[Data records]
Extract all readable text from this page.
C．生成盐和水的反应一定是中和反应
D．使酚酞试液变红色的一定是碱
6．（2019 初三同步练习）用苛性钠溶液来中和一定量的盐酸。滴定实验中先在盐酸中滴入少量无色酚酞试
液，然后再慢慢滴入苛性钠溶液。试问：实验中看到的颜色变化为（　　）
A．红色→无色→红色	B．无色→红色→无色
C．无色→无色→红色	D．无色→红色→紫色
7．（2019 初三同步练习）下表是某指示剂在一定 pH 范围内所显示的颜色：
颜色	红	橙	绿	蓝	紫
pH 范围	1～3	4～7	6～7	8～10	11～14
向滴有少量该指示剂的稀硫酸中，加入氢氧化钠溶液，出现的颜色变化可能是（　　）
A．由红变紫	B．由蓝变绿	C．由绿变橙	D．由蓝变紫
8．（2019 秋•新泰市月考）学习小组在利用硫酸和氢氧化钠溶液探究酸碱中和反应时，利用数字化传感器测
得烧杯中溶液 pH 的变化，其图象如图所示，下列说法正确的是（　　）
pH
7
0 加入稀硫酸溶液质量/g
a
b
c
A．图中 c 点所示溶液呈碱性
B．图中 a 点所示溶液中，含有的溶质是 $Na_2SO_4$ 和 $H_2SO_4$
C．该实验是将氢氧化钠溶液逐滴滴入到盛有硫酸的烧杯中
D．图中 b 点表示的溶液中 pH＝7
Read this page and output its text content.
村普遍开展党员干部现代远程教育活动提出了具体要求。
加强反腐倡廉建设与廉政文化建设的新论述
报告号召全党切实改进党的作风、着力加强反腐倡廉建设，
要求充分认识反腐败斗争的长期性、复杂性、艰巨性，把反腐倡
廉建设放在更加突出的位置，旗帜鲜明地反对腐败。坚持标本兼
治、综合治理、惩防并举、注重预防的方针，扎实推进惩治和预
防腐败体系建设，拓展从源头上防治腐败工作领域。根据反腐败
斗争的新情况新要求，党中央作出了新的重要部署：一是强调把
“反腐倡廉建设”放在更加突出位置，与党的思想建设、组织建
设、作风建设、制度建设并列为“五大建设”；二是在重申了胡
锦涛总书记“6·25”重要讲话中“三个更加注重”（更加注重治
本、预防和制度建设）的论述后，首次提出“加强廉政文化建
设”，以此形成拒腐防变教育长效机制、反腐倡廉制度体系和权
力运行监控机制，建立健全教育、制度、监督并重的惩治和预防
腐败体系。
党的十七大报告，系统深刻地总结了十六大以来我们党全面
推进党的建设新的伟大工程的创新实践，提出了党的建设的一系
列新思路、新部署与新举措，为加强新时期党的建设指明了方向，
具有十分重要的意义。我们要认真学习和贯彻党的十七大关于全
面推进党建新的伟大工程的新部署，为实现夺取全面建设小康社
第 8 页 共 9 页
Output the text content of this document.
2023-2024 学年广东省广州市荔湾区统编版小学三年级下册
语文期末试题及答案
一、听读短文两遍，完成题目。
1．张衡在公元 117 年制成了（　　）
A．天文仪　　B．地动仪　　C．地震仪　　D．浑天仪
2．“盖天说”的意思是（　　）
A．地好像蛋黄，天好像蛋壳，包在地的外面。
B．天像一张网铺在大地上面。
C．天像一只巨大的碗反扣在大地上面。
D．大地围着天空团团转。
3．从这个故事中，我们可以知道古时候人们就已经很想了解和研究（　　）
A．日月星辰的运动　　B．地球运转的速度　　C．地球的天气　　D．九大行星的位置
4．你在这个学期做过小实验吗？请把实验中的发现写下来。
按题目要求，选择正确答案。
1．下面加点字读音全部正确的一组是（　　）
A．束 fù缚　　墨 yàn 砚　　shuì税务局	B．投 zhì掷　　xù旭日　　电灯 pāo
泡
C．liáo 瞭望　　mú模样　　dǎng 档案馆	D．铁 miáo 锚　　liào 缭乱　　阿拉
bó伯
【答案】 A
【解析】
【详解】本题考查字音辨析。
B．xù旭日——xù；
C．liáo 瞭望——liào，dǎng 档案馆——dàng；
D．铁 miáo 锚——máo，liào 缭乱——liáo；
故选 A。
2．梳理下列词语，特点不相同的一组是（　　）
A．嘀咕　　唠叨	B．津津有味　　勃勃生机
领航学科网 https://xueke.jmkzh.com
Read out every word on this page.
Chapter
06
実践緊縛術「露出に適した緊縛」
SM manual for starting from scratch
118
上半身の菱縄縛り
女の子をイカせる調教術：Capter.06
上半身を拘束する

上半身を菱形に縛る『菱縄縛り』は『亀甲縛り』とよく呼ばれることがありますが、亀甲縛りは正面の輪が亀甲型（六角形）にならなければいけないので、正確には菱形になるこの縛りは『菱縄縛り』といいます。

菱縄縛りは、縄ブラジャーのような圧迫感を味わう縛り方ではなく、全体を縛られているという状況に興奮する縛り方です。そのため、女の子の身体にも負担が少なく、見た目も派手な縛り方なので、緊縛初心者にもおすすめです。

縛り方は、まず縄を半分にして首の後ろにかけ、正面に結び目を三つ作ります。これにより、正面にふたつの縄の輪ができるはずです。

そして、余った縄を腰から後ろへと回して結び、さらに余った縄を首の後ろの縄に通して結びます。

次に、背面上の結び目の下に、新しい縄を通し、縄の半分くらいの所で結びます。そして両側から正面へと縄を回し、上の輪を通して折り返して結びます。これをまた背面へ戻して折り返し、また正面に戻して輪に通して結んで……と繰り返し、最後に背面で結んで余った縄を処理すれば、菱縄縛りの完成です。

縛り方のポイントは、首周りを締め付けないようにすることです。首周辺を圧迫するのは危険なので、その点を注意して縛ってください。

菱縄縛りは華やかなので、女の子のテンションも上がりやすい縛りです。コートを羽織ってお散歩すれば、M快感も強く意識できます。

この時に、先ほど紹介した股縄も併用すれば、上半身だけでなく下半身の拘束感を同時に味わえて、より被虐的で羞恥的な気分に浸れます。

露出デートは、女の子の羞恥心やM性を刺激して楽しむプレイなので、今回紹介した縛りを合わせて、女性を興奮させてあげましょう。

- [The task]: Print out every entry, keeping each one exact.

- [Answer to this exercise]:
Extract all readable text from this page.
C．生成盐和水的反应一定是中和反应
D．使酚酞试液变红色的一定是碱
6．（2019 初三同步练习）用苛性钠溶液来中和一定量的盐酸。滴定实验中先在盐酸中滴入少量无色酚酞试
液，然后再慢慢滴入苛性钠溶液。试问：实验中看到的颜色变化为（　　）
A．红色→无色→红色	B．无色→红色→无色
C．无色→无色→红色	D．无色→红色→紫色
7．（2019 初三同步练习）下表是某指示剂在一定 pH 范围内所显示的颜色：
颜色	红	橙	绿	蓝	紫
pH 范围	1～3	4～7	6～7	8～10	11～14
向滴有少量该指示剂的稀硫酸中，加入氢氧化钠溶液，出现的颜色变化可能是（　　）
A．由红变紫	B．由蓝变绿	C．由绿变橙	D．由蓝变紫
8．（2019 秋•新泰市月考）学习小组在利用硫酸和氢氧化钠溶液探究酸碱中和反应时，利用数字化传感器测
得烧杯中溶液 pH 的变化，其图象如图所示，下列说法正确的是（　　）
pH
7
0 加入稀硫酸溶液质量/g
a
b
c
A．图中 c 点所示溶液呈碱性
B．图中 a 点所示溶液中，含有的溶质是 $Na_2SO_4$ 和 $H_2SO_4$
C．该实验是将氢氧化钠溶液逐滴滴入到盛有硫酸的烧杯中
D．图中 b 点表示的溶液中 pH＝7
Read this page and output its text content.
村普遍开展党员干部现代远程教育活动提出了具体要求。
加强反腐倡廉建设与廉政文化建设的新论述
报告号召全党切实改进党的作风、着力加强反腐倡廉建设，
要求充分认识反腐败斗争的长期性、复杂性、艰巨性，把反腐倡
廉建设放在更加突出的位置，旗帜鲜明地反对腐败。坚持标本兼
治、综合治理、惩防并举、注重预防的方针，扎实推进惩治和预
防腐败体系建设，拓展从源头上防治腐败工作领域。根据反腐败
斗争的新情况新要求，党中央作出了新的重要部署：一是强调把
“反腐倡廉建设”放在更加突出位置，与党的思想建设、组织建
设、作风建设、制度建设并列为“五大建设”；二是在重申了胡
锦涛总书记“6·25”重要讲话中“三个更加注重”（更加注重治
本、预防和制度建设）的论述后，首次提出“加强廉政文化建
设”，以此形成拒腐防变教育长效机制、反腐倡廉制度体系和权
力运行监控机制，建立健全教育、制度、监督并重的惩治和预防
腐败体系。
党的十七大报告，系统深刻地总结了十六大以来我们党全面
推进党的建设新的伟大工程的创新实践，提出了党的建设的一系
列新思路、新部署与新举措，为加强新时期党的建设指明了方向，
具有十分重要的意义。我们要认真学习和贯彻党的十七大关于全
面推进党建新的伟大工程的新部署，为实现夺取全面建设小康社
第 8 页 共 9 页
Output the text content of this document.
2023-2024 学年广东省广州市荔湾区统编版小学三年级下册
语文期末试题及答案
一、听读短文两遍，完成题目。
1．张衡在公元 117 年制成了（　　）
A．天文仪　　B．地动仪　　C．地震仪　　D．浑天仪
2．“盖天说”的意思是（　　）
A．地好像蛋黄，天好像蛋壳，包在地的外面。
B．天像一张网铺在大地上面。
C．天像一只巨大的碗反扣在大地上面。
D．大地围着天空团团转。
3．从这个故事中，我们可以知道古时候人们就已经很想了解和研究（　　）
A．日月星辰的运动　　B．地球运转的速度　　C．地球的天气　　D．九大行星的位置
4．你在这个学期做过小实验吗？请把实验中的发现写下来。
按题目要求，选择正确答案。
1．下面加点字读音全部正确的一组是（　　）
A．束 fù缚　　墨 yàn 砚　　shuì税务局	B．投 zhì掷　　xù旭日　　电灯 pāo
泡
C．liáo 瞭望　　mú模样　　dǎng 档案馆	D．铁 miáo 锚　　liào 缭乱　　阿拉
bó伯
【答案】 A
【解析】
【详解】本题考查字音辨析。
B．xù旭日——xù；
C．liáo 瞭望——liào，dǎng 档案馆——dàng；
D．铁 miáo 锚——máo，liào 缭乱——liáo；
故选 A。
2．梳理下列词语，特点不相同的一组是（　　）
A．嘀咕　　唠叨	B．津津有味　　勃勃生机
领航学科网 https://xueke.jmkzh.com
Read out every word on this page.
Chapter
06
実践緊縛術「露出に適した緊縛」
SM manual for starting from scratch
118
上半身の菱縄縛り
女の子をイカせる調教術：Capter.06
上半身を拘束する

上半身を菱形に縛る『菱縄縛り』は『亀甲縛り』とよく呼ばれることがありますが、亀甲縛りは正面の輪が亀甲型（六角形）にならなければいけないので、正確には菱形になるこの縛りは『菱縄縛り』といいます。

菱縄縛りは、縄ブラジャーのような圧迫感を味わう縛り方ではなく、全体を縛られているという状況に興奮する縛り方です。そのため、女の子の身体にも負担が少なく、見た目も派手な縛り方なので、緊縛初心者にもおすすめです。

縛り方は、まず縄を半分にして首の後ろにかけ、正面に結び目を三つ作ります。これにより、正面にふたつの縄の輪ができるはずです。

そして、余った縄を腰から後ろへと回して結び、さらに余った縄を首の後ろの縄に通して結びます。

次に、背面上の結び目の下に、新しい縄を通し、縄の半分くらいの所で結びます。そして両側から正面へと縄を回し、上の輪を通して折り返して結びます。これをまた背面へ戻して折り返し、また正面に戻して輪に通して結んで……と繰り返し、最後に背面で結んで余った縄を処理すれば、菱縄縛りの完成です。

縛り方のポイントは、首周りを締め付けないようにすることです。首周辺を圧迫するのは危険なので、その点を注意して縛ってください。

菱縄縛りは華やかなので、女の子のテンションも上がりやすい縛りです。コートを羽織ってお散歩すれば、M快感も強く意識できます。

この時に、先ほど紹介した股縄も併用すれば、上半身だけでなく下半身の拘束感を同時に味わえて、より被虐的で羞恥的な気分に浸れます。

露出デートは、女の子の羞恥心やM性を刺激して楽しむプレイなので、今回紹介した縛りを合わせて、女性を興奮させてあげましょう。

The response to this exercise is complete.